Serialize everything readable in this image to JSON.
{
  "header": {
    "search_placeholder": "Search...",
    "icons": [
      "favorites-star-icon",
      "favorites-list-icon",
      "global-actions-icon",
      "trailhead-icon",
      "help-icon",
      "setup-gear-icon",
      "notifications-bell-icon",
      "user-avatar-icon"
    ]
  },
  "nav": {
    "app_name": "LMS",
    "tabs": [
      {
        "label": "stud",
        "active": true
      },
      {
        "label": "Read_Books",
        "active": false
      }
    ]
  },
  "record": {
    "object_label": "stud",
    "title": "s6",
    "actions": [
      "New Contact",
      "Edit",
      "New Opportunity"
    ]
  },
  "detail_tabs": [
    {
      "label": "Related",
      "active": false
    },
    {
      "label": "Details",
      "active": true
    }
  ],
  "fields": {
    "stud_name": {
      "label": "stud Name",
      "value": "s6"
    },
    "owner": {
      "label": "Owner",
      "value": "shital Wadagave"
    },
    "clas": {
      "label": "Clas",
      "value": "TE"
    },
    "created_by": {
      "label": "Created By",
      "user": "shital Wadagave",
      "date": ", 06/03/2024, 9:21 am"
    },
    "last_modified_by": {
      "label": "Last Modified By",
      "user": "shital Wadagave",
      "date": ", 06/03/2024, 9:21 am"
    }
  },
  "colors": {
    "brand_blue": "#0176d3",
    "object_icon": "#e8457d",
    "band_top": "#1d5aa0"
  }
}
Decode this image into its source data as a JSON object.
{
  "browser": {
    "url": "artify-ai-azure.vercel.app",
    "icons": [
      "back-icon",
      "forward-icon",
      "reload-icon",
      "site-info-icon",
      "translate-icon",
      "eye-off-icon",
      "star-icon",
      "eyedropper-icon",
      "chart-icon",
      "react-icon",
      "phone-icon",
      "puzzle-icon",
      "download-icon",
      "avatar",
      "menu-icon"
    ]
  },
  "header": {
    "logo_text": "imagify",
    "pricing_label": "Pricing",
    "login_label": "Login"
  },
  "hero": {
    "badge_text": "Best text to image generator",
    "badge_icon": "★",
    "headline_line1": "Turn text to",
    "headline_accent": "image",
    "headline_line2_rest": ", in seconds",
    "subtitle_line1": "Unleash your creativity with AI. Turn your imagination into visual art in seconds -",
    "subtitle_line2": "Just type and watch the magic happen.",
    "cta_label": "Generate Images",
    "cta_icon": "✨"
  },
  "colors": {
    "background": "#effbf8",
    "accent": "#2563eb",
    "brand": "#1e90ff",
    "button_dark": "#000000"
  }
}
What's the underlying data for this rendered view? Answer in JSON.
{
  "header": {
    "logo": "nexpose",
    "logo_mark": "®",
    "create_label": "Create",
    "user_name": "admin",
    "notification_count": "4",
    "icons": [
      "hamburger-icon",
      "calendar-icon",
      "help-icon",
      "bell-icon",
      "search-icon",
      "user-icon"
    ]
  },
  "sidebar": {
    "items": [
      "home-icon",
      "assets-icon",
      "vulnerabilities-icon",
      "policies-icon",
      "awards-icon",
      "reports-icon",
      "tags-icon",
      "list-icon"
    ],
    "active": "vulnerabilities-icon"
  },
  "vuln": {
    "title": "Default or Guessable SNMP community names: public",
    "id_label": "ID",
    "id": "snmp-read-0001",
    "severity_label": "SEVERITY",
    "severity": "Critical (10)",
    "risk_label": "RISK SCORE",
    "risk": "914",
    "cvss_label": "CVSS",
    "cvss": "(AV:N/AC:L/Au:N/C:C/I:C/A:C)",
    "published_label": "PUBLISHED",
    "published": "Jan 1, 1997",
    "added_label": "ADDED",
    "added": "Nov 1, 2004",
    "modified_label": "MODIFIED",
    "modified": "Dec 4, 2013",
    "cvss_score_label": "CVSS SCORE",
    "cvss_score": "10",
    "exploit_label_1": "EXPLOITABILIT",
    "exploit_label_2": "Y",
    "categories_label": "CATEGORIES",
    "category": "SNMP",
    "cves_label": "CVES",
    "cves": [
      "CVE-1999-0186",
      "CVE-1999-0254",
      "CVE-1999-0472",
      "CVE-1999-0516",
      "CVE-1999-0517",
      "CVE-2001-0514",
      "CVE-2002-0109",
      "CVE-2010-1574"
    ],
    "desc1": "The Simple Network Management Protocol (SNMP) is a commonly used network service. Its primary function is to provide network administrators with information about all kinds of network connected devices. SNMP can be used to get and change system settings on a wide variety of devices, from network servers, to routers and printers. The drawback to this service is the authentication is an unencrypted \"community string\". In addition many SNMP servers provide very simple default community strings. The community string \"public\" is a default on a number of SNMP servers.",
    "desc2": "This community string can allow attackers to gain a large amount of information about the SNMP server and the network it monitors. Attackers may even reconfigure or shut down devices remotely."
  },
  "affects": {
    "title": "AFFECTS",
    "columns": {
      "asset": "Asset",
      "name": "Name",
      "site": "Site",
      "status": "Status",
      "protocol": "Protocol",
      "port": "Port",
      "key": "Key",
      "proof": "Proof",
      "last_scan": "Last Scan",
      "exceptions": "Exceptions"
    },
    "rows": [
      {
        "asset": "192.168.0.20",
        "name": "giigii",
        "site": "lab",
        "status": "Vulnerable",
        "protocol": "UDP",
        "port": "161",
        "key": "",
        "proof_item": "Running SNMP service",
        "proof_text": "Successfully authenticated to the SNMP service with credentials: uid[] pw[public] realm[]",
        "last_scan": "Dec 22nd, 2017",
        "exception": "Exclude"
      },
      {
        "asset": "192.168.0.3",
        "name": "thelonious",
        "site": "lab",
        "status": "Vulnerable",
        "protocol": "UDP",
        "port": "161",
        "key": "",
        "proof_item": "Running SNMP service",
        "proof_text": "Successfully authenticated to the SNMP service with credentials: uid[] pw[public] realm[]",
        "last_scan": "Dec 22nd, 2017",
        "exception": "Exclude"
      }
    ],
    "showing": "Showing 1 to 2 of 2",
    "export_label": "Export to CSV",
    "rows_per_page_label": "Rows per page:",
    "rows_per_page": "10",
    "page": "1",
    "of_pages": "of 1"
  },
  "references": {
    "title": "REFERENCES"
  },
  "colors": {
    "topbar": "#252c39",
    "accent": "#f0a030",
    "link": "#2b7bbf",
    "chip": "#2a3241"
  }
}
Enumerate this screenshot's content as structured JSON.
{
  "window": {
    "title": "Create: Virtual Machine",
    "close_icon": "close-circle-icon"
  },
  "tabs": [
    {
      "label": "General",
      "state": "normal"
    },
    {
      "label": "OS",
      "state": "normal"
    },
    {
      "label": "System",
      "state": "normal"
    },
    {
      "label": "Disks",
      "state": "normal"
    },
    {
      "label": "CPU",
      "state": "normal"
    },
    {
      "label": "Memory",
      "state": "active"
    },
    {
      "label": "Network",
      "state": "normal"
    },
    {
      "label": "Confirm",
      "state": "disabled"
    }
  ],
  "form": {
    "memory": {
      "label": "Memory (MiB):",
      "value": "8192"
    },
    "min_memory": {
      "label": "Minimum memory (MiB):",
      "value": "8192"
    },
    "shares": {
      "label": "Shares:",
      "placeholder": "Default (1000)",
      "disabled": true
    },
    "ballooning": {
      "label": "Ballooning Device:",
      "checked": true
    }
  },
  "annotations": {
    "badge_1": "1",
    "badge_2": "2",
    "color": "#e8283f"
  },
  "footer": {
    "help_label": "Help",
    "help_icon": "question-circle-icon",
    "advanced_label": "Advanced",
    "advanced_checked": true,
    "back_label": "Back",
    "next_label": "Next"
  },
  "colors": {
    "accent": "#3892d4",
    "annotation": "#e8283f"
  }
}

EXERCISE INSTRUCTIONS: Print the material once more, exactly.

RESULT:
Serialize everything readable in this image to JSON.
{
  "header": {
    "search_placeholder": "Search...",
    "icons": [
      "favorites-star-icon",
      "favorites-list-icon",
      "global-actions-icon",
      "trailhead-icon",
      "help-icon",
      "setup-gear-icon",
      "notifications-bell-icon",
      "user-avatar-icon"
    ]
  },
  "nav": {
    "app_name": "LMS",
    "tabs": [
      {
        "label": "stud",
        "active": true
      },
      {
        "label": "Read_Books",
        "active": false
      }
    ]
  },
  "record": {
    "object_label": "stud",
    "title": "s6",
    "actions": [
      "New Contact",
      "Edit",
      "New Opportunity"
    ]
  },
  "detail_tabs": [
    {
      "label": "Related",
      "active": false
    },
    {
      "label": "Details",
      "active": true
    }
  ],
  "fields": {
    "stud_name": {
      "label": "stud Name",
      "value": "s6"
    },
    "owner": {
      "label": "Owner",
      "value": "shital Wadagave"
    },
    "clas": {
      "label": "Clas",
      "value": "TE"
    },
    "created_by": {
      "label": "Created By",
      "user": "shital Wadagave",
      "date": ", 06/03/2024, 9:21 am"
    },
    "last_modified_by": {
      "label": "Last Modified By",
      "user": "shital Wadagave",
      "date": ", 06/03/2024, 9:21 am"
    }
  },
  "colors": {
    "brand_blue": "#0176d3",
    "object_icon": "#e8457d",
    "band_top": "#1d5aa0"
  }
}
Decode this image into its source data as a JSON object.
{
  "browser": {
    "url": "artify-ai-azure.vercel.app",
    "icons": [
      "back-icon",
      "forward-icon",
      "reload-icon",
      "site-info-icon",
      "translate-icon",
      "eye-off-icon",
      "star-icon",
      "eyedropper-icon",
      "chart-icon",
      "react-icon",
      "phone-icon",
      "puzzle-icon",
      "download-icon",
      "avatar",
      "menu-icon"
    ]
  },
  "header": {
    "logo_text": "imagify",
    "pricing_label": "Pricing",
    "login_label": "Login"
  },
  "hero": {
    "badge_text": "Best text to image generator",
    "badge_icon": "★",
    "headline_line1": "Turn text to",
    "headline_accent": "image",
    "headline_line2_rest": ", in seconds",
    "subtitle_line1": "Unleash your creativity with AI. Turn your imagination into visual art in seconds -",
    "subtitle_line2": "Just type and watch the magic happen.",
    "cta_label": "Generate Images",
    "cta_icon": "✨"
  },
  "colors": {
    "background": "#effbf8",
    "accent": "#2563eb",
    "brand": "#1e90ff",
    "button_dark": "#000000"
  }
}
What's the underlying data for this rendered view? Answer in JSON.
{
  "header": {
    "logo": "nexpose",
    "logo_mark": "®",
    "create_label": "Create",
    "user_name": "admin",
    "notification_count": "4",
    "icons": [
      "hamburger-icon",
      "calendar-icon",
      "help-icon",
      "bell-icon",
      "search-icon",
      "user-icon"
    ]
  },
  "sidebar": {
    "items": [
      "home-icon",
      "assets-icon",
      "vulnerabilities-icon",
      "policies-icon",
      "awards-icon",
      "reports-icon",
      "tags-icon",
      "list-icon"
    ],
    "active": "vulnerabilities-icon"
  },
  "vuln": {
    "title": "Default or Guessable SNMP community names: public",
    "id_label": "ID",
    "id": "snmp-read-0001",
    "severity_label": "SEVERITY",
    "severity": "Critical (10)",
    "risk_label": "RISK SCORE",
    "risk": "914",
    "cvss_label": "CVSS",
    "cvss": "(AV:N/AC:L/Au:N/C:C/I:C/A:C)",
    "published_label": "PUBLISHED",
    "published": "Jan 1, 1997",
    "added_label": "ADDED",
    "added": "Nov 1, 2004",
    "modified_label": "MODIFIED",
    "modified": "Dec 4, 2013",
    "cvss_score_label": "CVSS SCORE",
    "cvss_score": "10",
    "exploit_label_1": "EXPLOITABILIT",
    "exploit_label_2": "Y",
    "categories_label": "CATEGORIES",
    "category": "SNMP",
    "cves_label": "CVES",
    "cves": [
      "CVE-1999-0186",
      "CVE-1999-0254",
      "CVE-1999-0472",
      "CVE-1999-0516",
      "CVE-1999-0517",
      "CVE-2001-0514",
      "CVE-2002-0109",
      "CVE-2010-1574"
    ],
    "desc1": "The Simple Network Management Protocol (SNMP) is a commonly used network service. Its primary function is to provide network administrators with information about all kinds of network connected devices. SNMP can be used to get and change system settings on a wide variety of devices, from network servers, to routers and printers. The drawback to this service is the authentication is an unencrypted \"community string\". In addition many SNMP servers provide very simple default community strings. The community string \"public\" is a default on a number of SNMP servers.",
    "desc2": "This community string can allow attackers to gain a large amount of information about the SNMP server and the network it monitors. Attackers may even reconfigure or shut down devices remotely."
  },
  "affects": {
    "title": "AFFECTS",
    "columns": {
      "asset": "Asset",
      "name": "Name",
      "site": "Site",
      "status": "Status",
      "protocol": "Protocol",
      "port": "Port",
      "key": "Key",
      "proof": "Proof",
      "last_scan": "Last Scan",
      "exceptions": "Exceptions"
    },
    "rows": [
      {
        "asset": "192.168.0.20",
        "name": "giigii",
        "site": "lab",
        "status": "Vulnerable",
        "protocol": "UDP",
        "port": "161",
        "key": "",
        "proof_item": "Running SNMP service",
        "proof_text": "Successfully authenticated to the SNMP service with credentials: uid[] pw[public] realm[]",
        "last_scan": "Dec 22nd, 2017",
        "exception": "Exclude"
      },
      {
        "asset": "192.168.0.3",
        "name": "thelonious",
        "site": "lab",
        "status": "Vulnerable",
        "protocol": "UDP",
        "port": "161",
        "key": "",
        "proof_item": "Running SNMP service",
        "proof_text": "Successfully authenticated to the SNMP service with credentials: uid[] pw[public] realm[]",
        "last_scan": "Dec 22nd, 2017",
        "exception": "Exclude"
      }
    ],
    "showing": "Showing 1 to 2 of 2",
    "export_label": "Export to CSV",
    "rows_per_page_label": "Rows per page:",
    "rows_per_page": "10",
    "page": "1",
    "of_pages": "of 1"
  },
  "references": {
    "title": "REFERENCES"
  },
  "colors": {
    "topbar": "#252c39",
    "accent": "#f0a030",
    "link": "#2b7bbf",
    "chip": "#2a3241"
  }
}
Enumerate this screenshot's content as structured JSON.
{
  "window": {
    "title": "Create: Virtual Machine",
    "close_icon": "close-circle-icon"
  },
  "tabs": [
    {
      "label": "General",
      "state": "normal"
    },
    {
      "label": "OS",
      "state": "normal"
    },
    {
      "label": "System",
      "state": "normal"
    },
    {
      "label": "Disks",
      "state": "normal"
    },
    {
      "label": "CPU",
      "state": "normal"
    },
    {
      "label": "Memory",
      "state": "active"
    },
    {
      "label": "Network",
      "state": "normal"
    },
    {
      "label": "Confirm",
      "state": "disabled"
    }
  ],
  "form": {
    "memory": {
      "label": "Memory (MiB):",
      "value": "8192"
    },
    "min_memory": {
      "label": "Minimum memory (MiB):",
      "value": "8192"
    },
    "shares": {
      "label": "Shares:",
      "placeholder": "Default (1000)",
      "disabled": true
    },
    "ballooning": {
      "label": "Ballooning Device:",
      "checked": true
    }
  },
  "annotations": {
    "badge_1": "1",
    "badge_2": "2",
    "color": "#e8283f"
  },
  "footer": {
    "help_label": "Help",
    "help_icon": "question-circle-icon",
    "advanced_label": "Advanced",
    "advanced_checked": true,
    "back_label": "Back",
    "next_label": "Next"
  },
  "colors": {
    "accent": "#3892d4",
    "annotation": "#e8283f"
  }
}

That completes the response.